Exercise aim — Below are records to repeat exactly. Omit the pictures from the copy.

[Data extracted from a collection]
** Start **
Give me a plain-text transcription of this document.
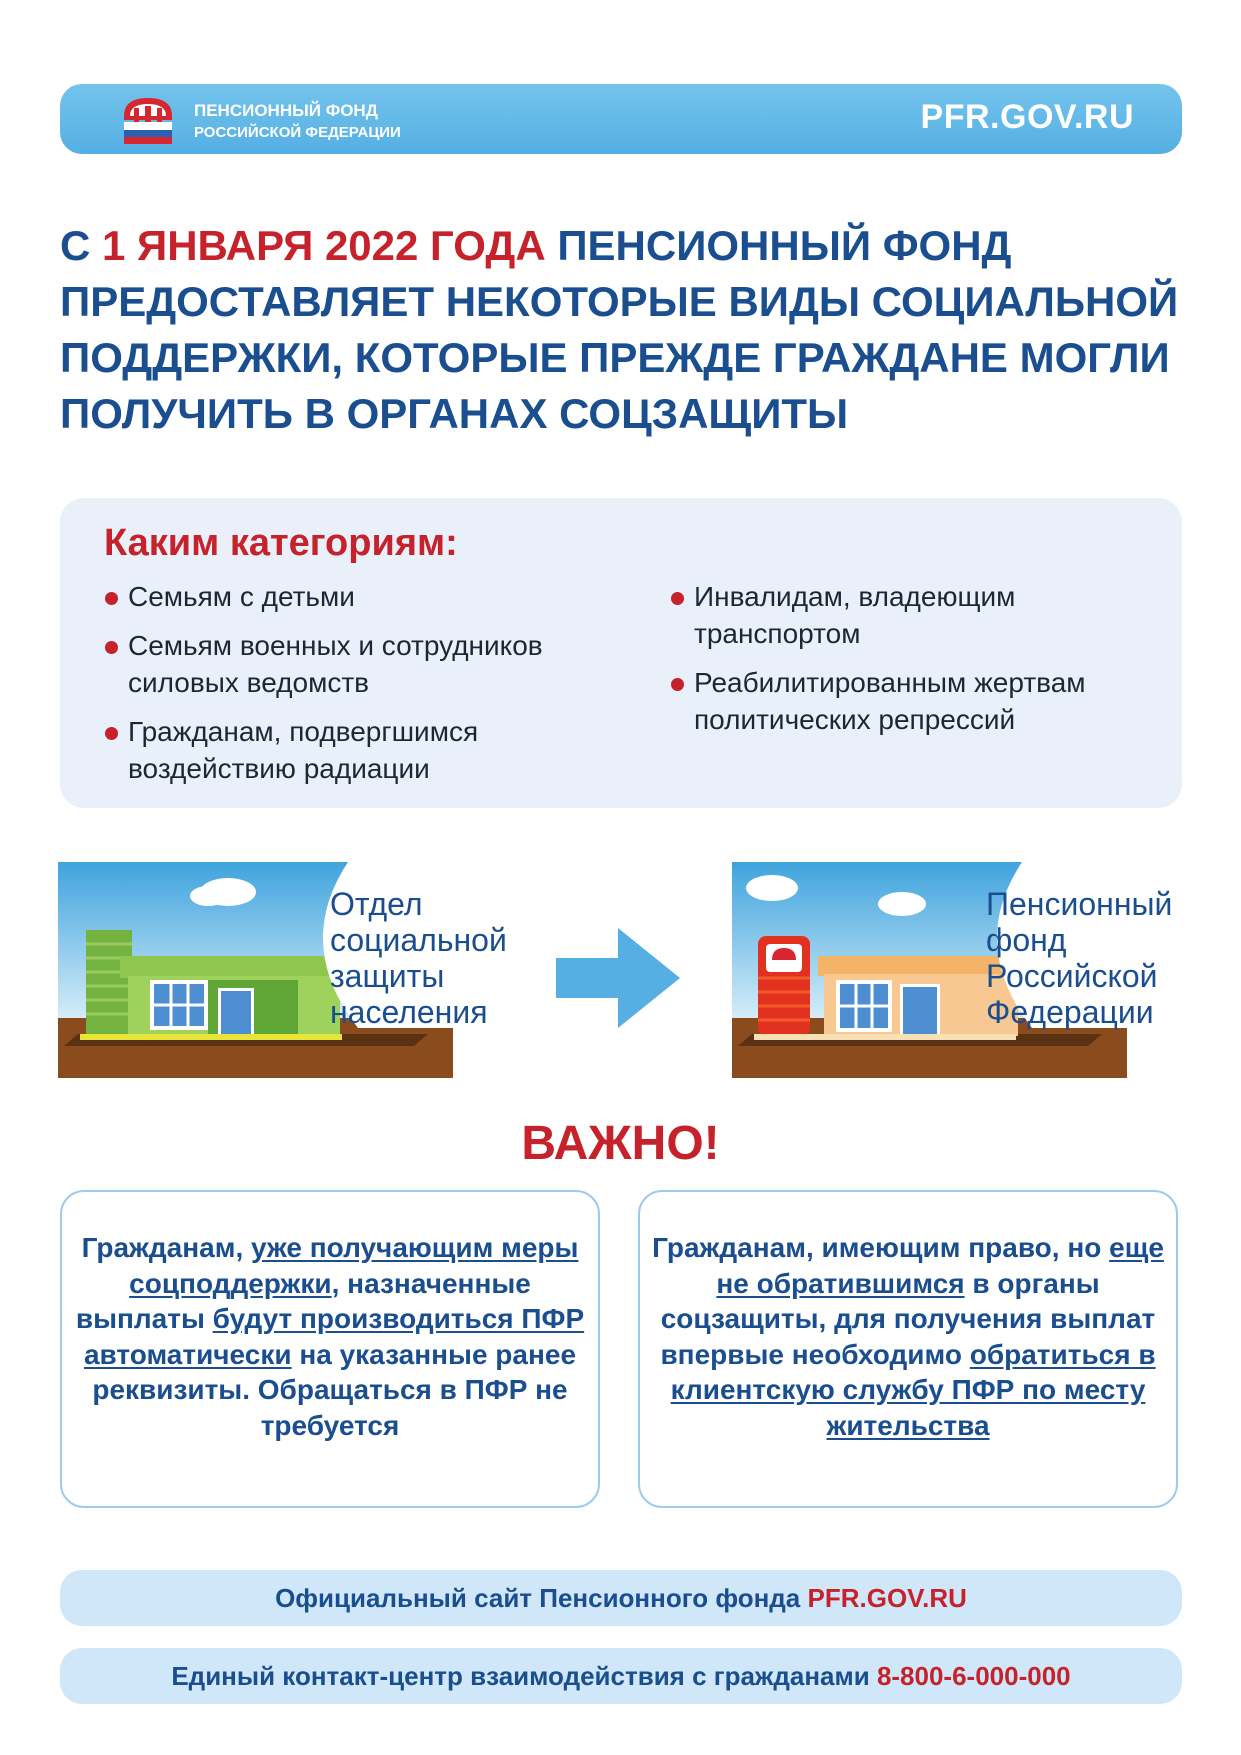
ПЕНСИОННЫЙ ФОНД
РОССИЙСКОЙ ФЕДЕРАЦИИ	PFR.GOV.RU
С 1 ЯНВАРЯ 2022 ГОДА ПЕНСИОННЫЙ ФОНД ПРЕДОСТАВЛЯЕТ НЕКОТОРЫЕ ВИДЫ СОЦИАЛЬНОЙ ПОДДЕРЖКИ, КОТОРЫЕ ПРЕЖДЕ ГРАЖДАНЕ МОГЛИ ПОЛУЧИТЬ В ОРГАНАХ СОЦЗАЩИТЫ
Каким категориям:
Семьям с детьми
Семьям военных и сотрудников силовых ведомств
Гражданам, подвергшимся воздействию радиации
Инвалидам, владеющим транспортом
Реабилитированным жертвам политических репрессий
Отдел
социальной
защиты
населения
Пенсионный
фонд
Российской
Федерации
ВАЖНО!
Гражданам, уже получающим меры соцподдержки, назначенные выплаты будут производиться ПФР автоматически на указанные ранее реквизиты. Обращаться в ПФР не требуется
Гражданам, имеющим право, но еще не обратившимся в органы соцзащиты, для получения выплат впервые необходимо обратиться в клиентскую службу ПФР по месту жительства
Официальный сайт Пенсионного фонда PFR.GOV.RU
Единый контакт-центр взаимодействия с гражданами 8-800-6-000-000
** End **
Output of the task —
Give me a plain-text transcription of this document.
ПЕНСИОННЫЙ ФОНД
РОССИЙСКОЙ ФЕДЕРАЦИИ	PFR.GOV.RU
С 1 ЯНВАРЯ 2022 ГОДА ПЕНСИОННЫЙ ФОНД ПРЕДОСТАВЛЯЕТ НЕКОТОРЫЕ ВИДЫ СОЦИАЛЬНОЙ ПОДДЕРЖКИ, КОТОРЫЕ ПРЕЖДЕ ГРАЖДАНЕ МОГЛИ ПОЛУЧИТЬ В ОРГАНАХ СОЦЗАЩИТЫ
Каким категориям:
Семьям с детьми
Семьям военных и сотрудников силовых ведомств
Гражданам, подвергшимся воздействию радиации
Инвалидам, владеющим транспортом
Реабилитированным жертвам политических репрессий
Отдел
социальной
защиты
населения
Пенсионный
фонд
Российской
Федерации
ВАЖНО!
Гражданам, уже получающим меры соцподдержки, назначенные выплаты будут производиться ПФР автоматически на указанные ранее реквизиты. Обращаться в ПФР не требуется
Гражданам, имеющим право, но еще не обратившимся в органы соцзащиты, для получения выплат впервые необходимо обратиться в клиентскую службу ПФР по месту жительства
Официальный сайт Пенсионного фонда PFR.GOV.RU
Единый контакт-центр взаимодействия с гражданами 8-800-6-000-000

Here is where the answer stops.